• STATED TASK:
Find how many lines contain "text" and state only that number.

• MATERIAL FOR THIS TASK:

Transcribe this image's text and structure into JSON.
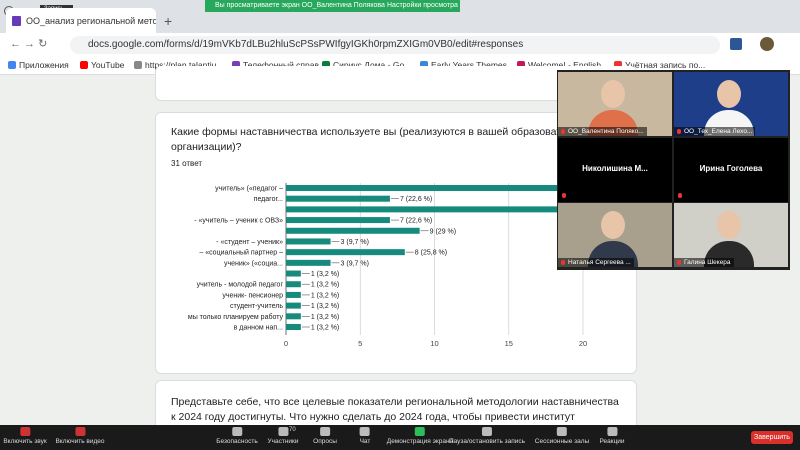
{
  "zoom_banner": {
    "text": "Вы просматриваете экран ОО_Валентина Полякова",
    "settings": "Настройки просмотра"
  },
  "recording": "Запись...",
  "browser": {
    "tab_title": "ОО_анализ региональной мето",
    "url": "docs.google.com/forms/d/19mVKb7dLBu2hluScPSsPWIfgyIGKh0rpmZXIGm0VB0/edit#responses",
    "bookmarks": [
      "Приложения",
      "YouTube",
      "https://plan.talantiu...",
      "Телефонный справ...",
      "Сириус.Дома - Go...",
      "Early Years Themes...",
      "Welcome! - English...",
      "Учётная запись по..."
    ]
  },
  "question_card": {
    "question": "Какие формы наставничества используете вы (реализуются в вашей образовательной организации)?",
    "responses": "31 ответ"
  },
  "chart_data": {
    "type": "bar",
    "orientation": "horizontal",
    "color": "#178a7e",
    "grid": true,
    "categories": [
      "учитель» («педагог –",
      "педагог...",
      null,
      "- «учитель – ученик с ОВЗ»",
      null,
      "- «студент – ученик»",
      "– «социальный партнер –",
      "ученик» («социа...",
      null,
      "учитель - молодой педагог",
      "ученик- пенсионер",
      "студент-учитель",
      "мы только планируем работу",
      "в данном нап..."
    ],
    "values": [
      19,
      7,
      19,
      7,
      9,
      3,
      8,
      3,
      1,
      1,
      1,
      1,
      1,
      1
    ],
    "value_labels": [
      null,
      "7 (22,6 %)",
      null,
      "7 (22,6 %)",
      "9 (29 %)",
      "3 (9,7 %)",
      "8 (25,8 %)",
      "3 (9,7 %)",
      "1 (3,2 %)",
      "1 (3,2 %)",
      "1 (3,2 %)",
      "1 (3,2 %)",
      "1 (3,2 %)",
      "1 (3,2 %)"
    ],
    "xlim": [
      0,
      20
    ],
    "xticks": [
      0,
      5,
      10,
      15,
      20
    ]
  },
  "next_card": {
    "text": "Представьте себе, что все целевые показатели региональной методологии наставничества к 2024 году достигнуты. Что нужно сделать до 2024 года, чтобы привести институт"
  },
  "gallery": [
    "ОО_Валентина Поляко...",
    "ОО_Тех_Елена Лехо...",
    "Николишина  М...",
    "Ирина Гоголева",
    "Наталья Сергеева ...",
    "Галина Шекера"
  ],
  "toolbar": {
    "left": [
      "Включить звук",
      "Включить видео"
    ],
    "center": [
      "Безопасность",
      "Участники",
      "Опросы",
      "Чат",
      "Демонстрация экрана",
      "Пауза/остановить запись",
      "Сессионные залы",
      "Реакции"
    ],
    "participants_count": 70,
    "end": "Завершить"
  }
}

• ANSWER TO THIS PROBLEM:
3